[Saved entries]
════════════════

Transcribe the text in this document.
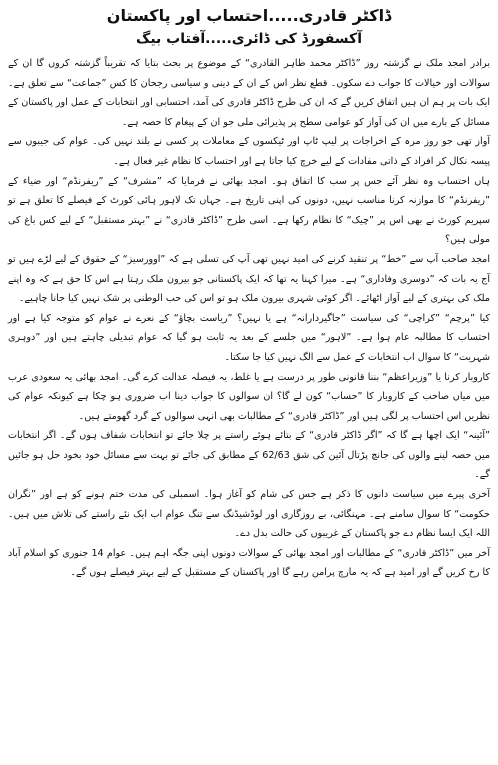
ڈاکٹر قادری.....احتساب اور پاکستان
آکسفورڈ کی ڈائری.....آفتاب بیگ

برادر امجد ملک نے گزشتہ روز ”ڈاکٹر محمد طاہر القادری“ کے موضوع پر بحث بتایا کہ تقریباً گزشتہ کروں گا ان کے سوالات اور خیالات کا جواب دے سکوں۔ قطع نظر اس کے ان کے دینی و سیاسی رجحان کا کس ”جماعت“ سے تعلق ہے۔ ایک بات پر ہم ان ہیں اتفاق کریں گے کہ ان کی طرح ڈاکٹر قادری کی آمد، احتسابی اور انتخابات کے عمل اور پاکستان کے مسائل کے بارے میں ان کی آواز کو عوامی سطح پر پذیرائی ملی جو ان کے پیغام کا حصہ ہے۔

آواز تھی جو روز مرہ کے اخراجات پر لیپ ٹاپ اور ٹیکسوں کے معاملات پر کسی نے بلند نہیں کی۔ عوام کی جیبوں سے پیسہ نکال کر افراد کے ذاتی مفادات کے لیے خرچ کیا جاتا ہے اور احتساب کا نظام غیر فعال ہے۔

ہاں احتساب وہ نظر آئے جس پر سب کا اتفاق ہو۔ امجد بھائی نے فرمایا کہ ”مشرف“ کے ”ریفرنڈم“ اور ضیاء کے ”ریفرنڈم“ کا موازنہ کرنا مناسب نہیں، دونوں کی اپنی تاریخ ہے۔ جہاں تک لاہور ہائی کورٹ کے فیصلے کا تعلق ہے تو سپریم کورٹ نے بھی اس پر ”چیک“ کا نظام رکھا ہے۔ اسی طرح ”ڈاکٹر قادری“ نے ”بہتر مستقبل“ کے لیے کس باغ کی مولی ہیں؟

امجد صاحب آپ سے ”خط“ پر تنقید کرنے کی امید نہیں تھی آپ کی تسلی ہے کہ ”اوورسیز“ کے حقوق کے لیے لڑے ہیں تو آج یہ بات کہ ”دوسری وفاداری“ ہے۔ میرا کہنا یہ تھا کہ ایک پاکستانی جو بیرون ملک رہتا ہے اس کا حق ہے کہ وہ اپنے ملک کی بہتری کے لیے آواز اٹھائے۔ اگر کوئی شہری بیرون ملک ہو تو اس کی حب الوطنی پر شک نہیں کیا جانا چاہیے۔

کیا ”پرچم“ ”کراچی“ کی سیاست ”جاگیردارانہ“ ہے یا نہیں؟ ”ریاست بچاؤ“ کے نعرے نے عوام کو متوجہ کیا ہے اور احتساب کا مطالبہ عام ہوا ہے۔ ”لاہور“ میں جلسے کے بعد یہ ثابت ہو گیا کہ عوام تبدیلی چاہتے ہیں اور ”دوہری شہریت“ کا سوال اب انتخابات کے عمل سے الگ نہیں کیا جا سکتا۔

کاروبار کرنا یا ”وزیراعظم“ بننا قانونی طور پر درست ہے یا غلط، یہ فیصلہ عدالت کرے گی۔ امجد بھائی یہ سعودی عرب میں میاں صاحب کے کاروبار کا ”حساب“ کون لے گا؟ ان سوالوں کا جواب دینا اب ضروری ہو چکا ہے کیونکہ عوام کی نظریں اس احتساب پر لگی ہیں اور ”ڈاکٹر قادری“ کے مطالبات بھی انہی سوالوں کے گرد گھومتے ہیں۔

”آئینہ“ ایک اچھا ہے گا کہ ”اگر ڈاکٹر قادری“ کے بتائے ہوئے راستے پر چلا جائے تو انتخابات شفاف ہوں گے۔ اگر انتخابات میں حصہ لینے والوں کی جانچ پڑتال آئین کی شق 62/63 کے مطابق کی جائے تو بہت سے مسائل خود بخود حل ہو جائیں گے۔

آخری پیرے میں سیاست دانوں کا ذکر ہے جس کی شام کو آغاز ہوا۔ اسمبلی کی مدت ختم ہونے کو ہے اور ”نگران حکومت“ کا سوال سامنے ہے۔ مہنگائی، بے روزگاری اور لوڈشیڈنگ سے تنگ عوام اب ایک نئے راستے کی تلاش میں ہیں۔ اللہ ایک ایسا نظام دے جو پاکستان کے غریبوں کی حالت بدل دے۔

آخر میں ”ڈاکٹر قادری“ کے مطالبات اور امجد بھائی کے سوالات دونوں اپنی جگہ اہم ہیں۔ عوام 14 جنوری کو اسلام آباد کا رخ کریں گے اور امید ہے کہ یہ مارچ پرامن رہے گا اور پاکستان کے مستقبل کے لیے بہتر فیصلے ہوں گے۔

════════════════

→ TASK OBJECTIVE: Transcribe every entry word for word, but skip the pictures.

→ CORRECT ANSWER:
Transcribe the text in this document.
ڈاکٹر قادری.....احتساب اور پاکستان
آکسفورڈ کی ڈائری.....آفتاب بیگ

برادر امجد ملک نے گزشتہ روز ”ڈاکٹر محمد طاہر القادری“ کے موضوع پر بحث بتایا کہ تقریباً گزشتہ کروں گا ان کے سوالات اور خیالات کا جواب دے سکوں۔ قطع نظر اس کے ان کے دینی و سیاسی رجحان کا کس ”جماعت“ سے تعلق ہے۔ ایک بات پر ہم ان ہیں اتفاق کریں گے کہ ان کی طرح ڈاکٹر قادری کی آمد، احتسابی اور انتخابات کے عمل اور پاکستان کے مسائل کے بارے میں ان کی آواز کو عوامی سطح پر پذیرائی ملی جو ان کے پیغام کا حصہ ہے۔

آواز تھی جو روز مرہ کے اخراجات پر لیپ ٹاپ اور ٹیکسوں کے معاملات پر کسی نے بلند نہیں کی۔ عوام کی جیبوں سے پیسہ نکال کر افراد کے ذاتی مفادات کے لیے خرچ کیا جاتا ہے اور احتساب کا نظام غیر فعال ہے۔

ہاں احتساب وہ نظر آئے جس پر سب کا اتفاق ہو۔ امجد بھائی نے فرمایا کہ ”مشرف“ کے ”ریفرنڈم“ اور ضیاء کے ”ریفرنڈم“ کا موازنہ کرنا مناسب نہیں، دونوں کی اپنی تاریخ ہے۔ جہاں تک لاہور ہائی کورٹ کے فیصلے کا تعلق ہے تو سپریم کورٹ نے بھی اس پر ”چیک“ کا نظام رکھا ہے۔ اسی طرح ”ڈاکٹر قادری“ نے ”بہتر مستقبل“ کے لیے کس باغ کی مولی ہیں؟

امجد صاحب آپ سے ”خط“ پر تنقید کرنے کی امید نہیں تھی آپ کی تسلی ہے کہ ”اوورسیز“ کے حقوق کے لیے لڑے ہیں تو آج یہ بات کہ ”دوسری وفاداری“ ہے۔ میرا کہنا یہ تھا کہ ایک پاکستانی جو بیرون ملک رہتا ہے اس کا حق ہے کہ وہ اپنے ملک کی بہتری کے لیے آواز اٹھائے۔ اگر کوئی شہری بیرون ملک ہو تو اس کی حب الوطنی پر شک نہیں کیا جانا چاہیے۔

کیا ”پرچم“ ”کراچی“ کی سیاست ”جاگیردارانہ“ ہے یا نہیں؟ ”ریاست بچاؤ“ کے نعرے نے عوام کو متوجہ کیا ہے اور احتساب کا مطالبہ عام ہوا ہے۔ ”لاہور“ میں جلسے کے بعد یہ ثابت ہو گیا کہ عوام تبدیلی چاہتے ہیں اور ”دوہری شہریت“ کا سوال اب انتخابات کے عمل سے الگ نہیں کیا جا سکتا۔

کاروبار کرنا یا ”وزیراعظم“ بننا قانونی طور پر درست ہے یا غلط، یہ فیصلہ عدالت کرے گی۔ امجد بھائی یہ سعودی عرب میں میاں صاحب کے کاروبار کا ”حساب“ کون لے گا؟ ان سوالوں کا جواب دینا اب ضروری ہو چکا ہے کیونکہ عوام کی نظریں اس احتساب پر لگی ہیں اور ”ڈاکٹر قادری“ کے مطالبات بھی انہی سوالوں کے گرد گھومتے ہیں۔

”آئینہ“ ایک اچھا ہے گا کہ ”اگر ڈاکٹر قادری“ کے بتائے ہوئے راستے پر چلا جائے تو انتخابات شفاف ہوں گے۔ اگر انتخابات میں حصہ لینے والوں کی جانچ پڑتال آئین کی شق 62/63 کے مطابق کی جائے تو بہت سے مسائل خود بخود حل ہو جائیں گے۔

آخری پیرے میں سیاست دانوں کا ذکر ہے جس کی شام کو آغاز ہوا۔ اسمبلی کی مدت ختم ہونے کو ہے اور ”نگران حکومت“ کا سوال سامنے ہے۔ مہنگائی، بے روزگاری اور لوڈشیڈنگ سے تنگ عوام اب ایک نئے راستے کی تلاش میں ہیں۔ اللہ ایک ایسا نظام دے جو پاکستان کے غریبوں کی حالت بدل دے۔

آخر میں ”ڈاکٹر قادری“ کے مطالبات اور امجد بھائی کے سوالات دونوں اپنی جگہ اہم ہیں۔ عوام 14 جنوری کو اسلام آباد کا رخ کریں گے اور امید ہے کہ یہ مارچ پرامن رہے گا اور پاکستان کے مستقبل کے لیے بہتر فیصلے ہوں گے۔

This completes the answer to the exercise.